# What is being asked
Repeat the material in full. Keep every line exactly as it is.

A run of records

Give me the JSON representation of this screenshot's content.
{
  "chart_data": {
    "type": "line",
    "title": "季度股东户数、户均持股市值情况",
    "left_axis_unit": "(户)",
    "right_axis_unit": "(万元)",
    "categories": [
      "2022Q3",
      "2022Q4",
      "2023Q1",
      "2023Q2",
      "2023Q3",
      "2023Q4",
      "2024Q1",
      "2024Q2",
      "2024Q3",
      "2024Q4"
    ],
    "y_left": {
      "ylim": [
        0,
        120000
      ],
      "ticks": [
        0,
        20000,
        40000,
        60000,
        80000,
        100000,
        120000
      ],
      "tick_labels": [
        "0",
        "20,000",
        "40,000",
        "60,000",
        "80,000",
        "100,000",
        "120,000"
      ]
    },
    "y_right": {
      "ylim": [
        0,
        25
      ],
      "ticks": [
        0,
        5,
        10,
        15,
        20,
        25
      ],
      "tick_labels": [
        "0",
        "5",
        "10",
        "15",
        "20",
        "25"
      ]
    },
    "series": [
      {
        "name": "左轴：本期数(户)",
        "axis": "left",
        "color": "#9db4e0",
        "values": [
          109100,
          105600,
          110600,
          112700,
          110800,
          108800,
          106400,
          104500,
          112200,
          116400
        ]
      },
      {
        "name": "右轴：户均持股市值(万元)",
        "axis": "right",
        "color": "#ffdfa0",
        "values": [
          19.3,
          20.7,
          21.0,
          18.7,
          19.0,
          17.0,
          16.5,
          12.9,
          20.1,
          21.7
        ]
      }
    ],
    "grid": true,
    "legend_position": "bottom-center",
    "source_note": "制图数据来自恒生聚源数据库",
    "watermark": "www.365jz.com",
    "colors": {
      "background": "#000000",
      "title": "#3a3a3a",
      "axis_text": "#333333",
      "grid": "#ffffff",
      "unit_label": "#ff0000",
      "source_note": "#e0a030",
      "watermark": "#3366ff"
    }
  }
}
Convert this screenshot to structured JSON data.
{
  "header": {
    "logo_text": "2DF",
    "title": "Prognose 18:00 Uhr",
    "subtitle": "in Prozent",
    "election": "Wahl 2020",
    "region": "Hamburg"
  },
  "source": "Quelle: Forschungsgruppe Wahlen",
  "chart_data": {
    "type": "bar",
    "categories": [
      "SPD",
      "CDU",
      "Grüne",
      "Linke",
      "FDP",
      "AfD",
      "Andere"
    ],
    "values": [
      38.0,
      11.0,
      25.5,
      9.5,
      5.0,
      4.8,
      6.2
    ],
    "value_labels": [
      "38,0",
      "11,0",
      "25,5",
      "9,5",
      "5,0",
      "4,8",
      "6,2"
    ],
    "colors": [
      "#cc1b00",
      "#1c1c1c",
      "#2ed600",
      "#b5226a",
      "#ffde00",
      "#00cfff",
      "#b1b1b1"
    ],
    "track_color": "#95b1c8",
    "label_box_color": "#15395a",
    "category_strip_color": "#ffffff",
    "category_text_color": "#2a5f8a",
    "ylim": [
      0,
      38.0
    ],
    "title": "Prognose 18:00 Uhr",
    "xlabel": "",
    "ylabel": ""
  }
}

# Solution below
Give me the JSON representation of this screenshot's content.
{
  "chart_data": {
    "type": "line",
    "title": "季度股东户数、户均持股市值情况",
    "left_axis_unit": "(户)",
    "right_axis_unit": "(万元)",
    "categories": [
      "2022Q3",
      "2022Q4",
      "2023Q1",
      "2023Q2",
      "2023Q3",
      "2023Q4",
      "2024Q1",
      "2024Q2",
      "2024Q3",
      "2024Q4"
    ],
    "y_left": {
      "ylim": [
        0,
        120000
      ],
      "ticks": [
        0,
        20000,
        40000,
        60000,
        80000,
        100000,
        120000
      ],
      "tick_labels": [
        "0",
        "20,000",
        "40,000",
        "60,000",
        "80,000",
        "100,000",
        "120,000"
      ]
    },
    "y_right": {
      "ylim": [
        0,
        25
      ],
      "ticks": [
        0,
        5,
        10,
        15,
        20,
        25
      ],
      "tick_labels": [
        "0",
        "5",
        "10",
        "15",
        "20",
        "25"
      ]
    },
    "series": [
      {
        "name": "左轴：本期数(户)",
        "axis": "left",
        "color": "#9db4e0",
        "values": [
          109100,
          105600,
          110600,
          112700,
          110800,
          108800,
          106400,
          104500,
          112200,
          116400
        ]
      },
      {
        "name": "右轴：户均持股市值(万元)",
        "axis": "right",
        "color": "#ffdfa0",
        "values": [
          19.3,
          20.7,
          21.0,
          18.7,
          19.0,
          17.0,
          16.5,
          12.9,
          20.1,
          21.7
        ]
      }
    ],
    "grid": true,
    "legend_position": "bottom-center",
    "source_note": "制图数据来自恒生聚源数据库",
    "watermark": "www.365jz.com",
    "colors": {
      "background": "#000000",
      "title": "#3a3a3a",
      "axis_text": "#333333",
      "grid": "#ffffff",
      "unit_label": "#ff0000",
      "source_note": "#e0a030",
      "watermark": "#3366ff"
    }
  }
}
Convert this screenshot to structured JSON data.
{
  "header": {
    "logo_text": "2DF",
    "title": "Prognose 18:00 Uhr",
    "subtitle": "in Prozent",
    "election": "Wahl 2020",
    "region": "Hamburg"
  },
  "source": "Quelle: Forschungsgruppe Wahlen",
  "chart_data": {
    "type": "bar",
    "categories": [
      "SPD",
      "CDU",
      "Grüne",
      "Linke",
      "FDP",
      "AfD",
      "Andere"
    ],
    "values": [
      38.0,
      11.0,
      25.5,
      9.5,
      5.0,
      4.8,
      6.2
    ],
    "value_labels": [
      "38,0",
      "11,0",
      "25,5",
      "9,5",
      "5,0",
      "4,8",
      "6,2"
    ],
    "colors": [
      "#cc1b00",
      "#1c1c1c",
      "#2ed600",
      "#b5226a",
      "#ffde00",
      "#00cfff",
      "#b1b1b1"
    ],
    "track_color": "#95b1c8",
    "label_box_color": "#15395a",
    "category_strip_color": "#ffffff",
    "category_text_color": "#2a5f8a",
    "ylim": [
      0,
      38.0
    ],
    "title": "Prognose 18:00 Uhr",
    "xlabel": "",
    "ylabel": ""
  }
}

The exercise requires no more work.